Each of the entries should be retyped precisely as it appears.

─── EXTRACTED RECORDS

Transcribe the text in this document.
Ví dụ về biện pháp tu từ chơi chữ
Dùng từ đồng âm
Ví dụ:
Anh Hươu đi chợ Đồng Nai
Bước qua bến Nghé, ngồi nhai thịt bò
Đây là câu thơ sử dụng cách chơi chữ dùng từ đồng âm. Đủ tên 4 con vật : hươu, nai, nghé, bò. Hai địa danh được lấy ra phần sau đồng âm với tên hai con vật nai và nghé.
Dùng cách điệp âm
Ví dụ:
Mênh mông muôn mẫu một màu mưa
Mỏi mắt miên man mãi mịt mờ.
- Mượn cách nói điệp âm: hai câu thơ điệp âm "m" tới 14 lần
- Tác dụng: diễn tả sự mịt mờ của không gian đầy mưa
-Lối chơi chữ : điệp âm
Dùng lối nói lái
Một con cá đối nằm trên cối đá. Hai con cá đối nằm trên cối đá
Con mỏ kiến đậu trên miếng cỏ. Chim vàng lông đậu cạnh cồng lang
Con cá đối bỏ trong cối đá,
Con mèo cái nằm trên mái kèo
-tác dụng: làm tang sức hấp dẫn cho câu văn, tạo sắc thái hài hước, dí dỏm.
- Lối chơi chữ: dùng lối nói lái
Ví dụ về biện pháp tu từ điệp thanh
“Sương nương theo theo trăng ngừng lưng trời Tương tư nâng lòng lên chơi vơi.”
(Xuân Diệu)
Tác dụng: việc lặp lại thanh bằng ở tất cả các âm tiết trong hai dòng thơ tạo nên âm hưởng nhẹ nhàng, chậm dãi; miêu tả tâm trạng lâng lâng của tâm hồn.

──────

#### COMPLETE OUTPUT:
Transcribe the text in this document.
Ví dụ về biện pháp tu từ chơi chữ
Dùng từ đồng âm
Ví dụ:
Anh Hươu đi chợ Đồng Nai
Bước qua bến Nghé, ngồi nhai thịt bò
Đây là câu thơ sử dụng cách chơi chữ dùng từ đồng âm. Đủ tên 4 con vật : hươu, nai, nghé, bò. Hai địa danh được lấy ra phần sau đồng âm với tên hai con vật nai và nghé.
Dùng cách điệp âm
Ví dụ:
Mênh mông muôn mẫu một màu mưa
Mỏi mắt miên man mãi mịt mờ.
- Mượn cách nói điệp âm: hai câu thơ điệp âm "m" tới 14 lần
- Tác dụng: diễn tả sự mịt mờ của không gian đầy mưa
-Lối chơi chữ : điệp âm
Dùng lối nói lái
Một con cá đối nằm trên cối đá. Hai con cá đối nằm trên cối đá
Con mỏ kiến đậu trên miếng cỏ. Chim vàng lông đậu cạnh cồng lang
Con cá đối bỏ trong cối đá,
Con mèo cái nằm trên mái kèo
-tác dụng: làm tang sức hấp dẫn cho câu văn, tạo sắc thái hài hước, dí dỏm.
- Lối chơi chữ: dùng lối nói lái
Ví dụ về biện pháp tu từ điệp thanh
“Sương nương theo theo trăng ngừng lưng trời Tương tư nâng lòng lên chơi vơi.”
(Xuân Diệu)
Tác dụng: việc lặp lại thanh bằng ở tất cả các âm tiết trong hai dòng thơ tạo nên âm hưởng nhẹ nhàng, chậm dãi; miêu tả tâm trạng lâng lâng của tâm hồn.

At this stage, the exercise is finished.